**REQUIRED WORK**
In the data that follows, count the lines in which the word "MATERIAL" occurs, and report that figure alone.

[START]

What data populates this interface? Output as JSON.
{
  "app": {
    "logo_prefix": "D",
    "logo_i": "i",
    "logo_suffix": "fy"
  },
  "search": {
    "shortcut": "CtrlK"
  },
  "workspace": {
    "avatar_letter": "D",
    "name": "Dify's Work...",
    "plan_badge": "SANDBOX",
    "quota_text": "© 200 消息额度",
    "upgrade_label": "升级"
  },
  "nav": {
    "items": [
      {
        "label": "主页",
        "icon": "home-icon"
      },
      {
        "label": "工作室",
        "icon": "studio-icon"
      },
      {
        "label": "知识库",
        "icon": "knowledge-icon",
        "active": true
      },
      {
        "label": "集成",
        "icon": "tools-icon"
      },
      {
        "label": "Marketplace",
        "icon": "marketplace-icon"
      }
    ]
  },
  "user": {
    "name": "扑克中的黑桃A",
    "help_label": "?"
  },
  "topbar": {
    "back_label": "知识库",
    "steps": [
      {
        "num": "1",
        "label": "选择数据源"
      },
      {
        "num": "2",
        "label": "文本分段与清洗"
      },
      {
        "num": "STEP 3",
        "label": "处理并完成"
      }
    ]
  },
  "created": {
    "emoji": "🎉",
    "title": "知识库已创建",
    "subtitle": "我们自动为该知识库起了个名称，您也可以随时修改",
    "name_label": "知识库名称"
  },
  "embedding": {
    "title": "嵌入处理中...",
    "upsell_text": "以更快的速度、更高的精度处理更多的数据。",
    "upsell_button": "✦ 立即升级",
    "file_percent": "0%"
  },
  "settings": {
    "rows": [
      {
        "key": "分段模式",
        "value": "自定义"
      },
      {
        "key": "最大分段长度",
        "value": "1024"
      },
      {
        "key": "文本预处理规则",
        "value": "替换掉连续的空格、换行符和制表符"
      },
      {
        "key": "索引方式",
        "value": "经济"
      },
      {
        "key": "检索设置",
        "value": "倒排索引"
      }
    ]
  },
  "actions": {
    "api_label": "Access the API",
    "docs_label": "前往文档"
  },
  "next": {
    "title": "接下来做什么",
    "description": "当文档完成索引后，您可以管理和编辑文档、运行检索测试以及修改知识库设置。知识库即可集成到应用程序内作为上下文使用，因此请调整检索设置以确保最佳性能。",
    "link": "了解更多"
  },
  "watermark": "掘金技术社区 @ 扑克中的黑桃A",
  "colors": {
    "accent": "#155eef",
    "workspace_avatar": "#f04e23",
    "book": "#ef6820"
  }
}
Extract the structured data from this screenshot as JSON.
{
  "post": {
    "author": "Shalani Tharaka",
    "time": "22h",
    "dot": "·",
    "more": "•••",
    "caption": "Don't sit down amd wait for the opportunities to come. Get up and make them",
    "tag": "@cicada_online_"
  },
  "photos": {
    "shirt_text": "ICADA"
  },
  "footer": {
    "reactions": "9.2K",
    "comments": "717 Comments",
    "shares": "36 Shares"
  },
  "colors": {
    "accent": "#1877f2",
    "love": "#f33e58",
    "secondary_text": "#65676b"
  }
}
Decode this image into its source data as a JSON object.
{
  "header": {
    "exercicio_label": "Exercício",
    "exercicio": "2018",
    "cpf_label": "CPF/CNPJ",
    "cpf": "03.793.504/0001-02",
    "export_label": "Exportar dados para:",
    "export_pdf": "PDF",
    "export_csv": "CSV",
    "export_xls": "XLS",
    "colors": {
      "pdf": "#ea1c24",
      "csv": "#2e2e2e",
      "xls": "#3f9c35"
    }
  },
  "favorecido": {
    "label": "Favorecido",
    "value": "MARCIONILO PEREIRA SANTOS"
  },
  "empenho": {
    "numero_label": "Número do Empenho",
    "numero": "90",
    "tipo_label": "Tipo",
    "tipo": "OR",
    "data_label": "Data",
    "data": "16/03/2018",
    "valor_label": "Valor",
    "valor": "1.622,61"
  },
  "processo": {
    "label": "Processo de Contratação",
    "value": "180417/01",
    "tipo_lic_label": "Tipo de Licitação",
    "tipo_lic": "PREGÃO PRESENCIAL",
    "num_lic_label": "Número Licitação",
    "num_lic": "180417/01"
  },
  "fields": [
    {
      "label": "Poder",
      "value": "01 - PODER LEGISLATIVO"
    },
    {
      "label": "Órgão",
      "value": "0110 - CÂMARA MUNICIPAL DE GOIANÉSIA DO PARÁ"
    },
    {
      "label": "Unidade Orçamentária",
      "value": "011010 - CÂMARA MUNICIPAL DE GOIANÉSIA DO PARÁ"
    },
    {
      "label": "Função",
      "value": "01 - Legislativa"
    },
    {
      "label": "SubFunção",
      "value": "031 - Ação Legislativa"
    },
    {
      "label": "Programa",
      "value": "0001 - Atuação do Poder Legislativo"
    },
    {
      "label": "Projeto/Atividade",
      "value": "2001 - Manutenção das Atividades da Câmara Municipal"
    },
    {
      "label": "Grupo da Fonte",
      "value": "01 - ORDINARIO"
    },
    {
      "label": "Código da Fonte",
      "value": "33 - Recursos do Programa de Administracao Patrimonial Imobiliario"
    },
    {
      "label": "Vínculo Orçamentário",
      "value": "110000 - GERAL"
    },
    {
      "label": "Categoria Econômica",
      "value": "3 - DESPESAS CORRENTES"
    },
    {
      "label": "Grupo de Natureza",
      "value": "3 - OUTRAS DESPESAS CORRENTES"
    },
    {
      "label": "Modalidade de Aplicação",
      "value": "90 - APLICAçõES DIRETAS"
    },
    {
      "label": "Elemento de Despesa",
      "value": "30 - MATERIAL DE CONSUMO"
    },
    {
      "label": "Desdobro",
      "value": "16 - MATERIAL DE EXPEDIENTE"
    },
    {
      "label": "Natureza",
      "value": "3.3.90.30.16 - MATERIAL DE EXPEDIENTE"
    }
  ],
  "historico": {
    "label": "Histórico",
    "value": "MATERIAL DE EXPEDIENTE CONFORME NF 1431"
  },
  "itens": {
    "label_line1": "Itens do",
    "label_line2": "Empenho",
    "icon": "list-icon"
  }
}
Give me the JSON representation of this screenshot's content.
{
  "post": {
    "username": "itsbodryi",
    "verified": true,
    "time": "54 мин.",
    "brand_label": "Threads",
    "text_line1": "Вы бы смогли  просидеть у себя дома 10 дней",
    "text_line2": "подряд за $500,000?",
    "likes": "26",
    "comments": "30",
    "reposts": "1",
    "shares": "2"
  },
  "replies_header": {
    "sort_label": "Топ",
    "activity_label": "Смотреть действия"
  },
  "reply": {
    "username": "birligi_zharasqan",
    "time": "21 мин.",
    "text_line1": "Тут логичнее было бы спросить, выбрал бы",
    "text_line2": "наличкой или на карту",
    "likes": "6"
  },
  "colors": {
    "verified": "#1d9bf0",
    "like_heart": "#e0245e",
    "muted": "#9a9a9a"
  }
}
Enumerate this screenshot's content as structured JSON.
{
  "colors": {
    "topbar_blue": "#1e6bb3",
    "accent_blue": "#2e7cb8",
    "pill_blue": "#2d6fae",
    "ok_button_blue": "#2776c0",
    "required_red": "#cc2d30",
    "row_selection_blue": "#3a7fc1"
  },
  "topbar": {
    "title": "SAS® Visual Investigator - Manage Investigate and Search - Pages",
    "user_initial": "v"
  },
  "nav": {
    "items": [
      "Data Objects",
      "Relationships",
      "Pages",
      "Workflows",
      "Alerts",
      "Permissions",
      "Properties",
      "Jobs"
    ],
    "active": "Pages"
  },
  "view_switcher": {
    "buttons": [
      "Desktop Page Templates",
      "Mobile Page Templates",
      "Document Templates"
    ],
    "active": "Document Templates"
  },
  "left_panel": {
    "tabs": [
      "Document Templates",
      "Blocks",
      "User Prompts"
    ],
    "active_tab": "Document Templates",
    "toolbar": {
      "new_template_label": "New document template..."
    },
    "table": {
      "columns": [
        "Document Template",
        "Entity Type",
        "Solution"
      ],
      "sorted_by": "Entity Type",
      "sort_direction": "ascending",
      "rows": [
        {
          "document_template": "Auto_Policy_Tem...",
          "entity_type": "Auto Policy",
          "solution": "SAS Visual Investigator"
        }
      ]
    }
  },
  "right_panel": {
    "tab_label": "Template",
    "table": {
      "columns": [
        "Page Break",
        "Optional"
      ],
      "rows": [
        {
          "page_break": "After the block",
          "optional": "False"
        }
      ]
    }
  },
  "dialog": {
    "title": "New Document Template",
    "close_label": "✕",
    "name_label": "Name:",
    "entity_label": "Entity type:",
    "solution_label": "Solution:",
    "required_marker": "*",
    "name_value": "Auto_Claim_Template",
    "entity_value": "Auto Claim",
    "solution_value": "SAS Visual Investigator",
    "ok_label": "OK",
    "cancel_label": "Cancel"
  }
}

[END]

**RESPONSE**
4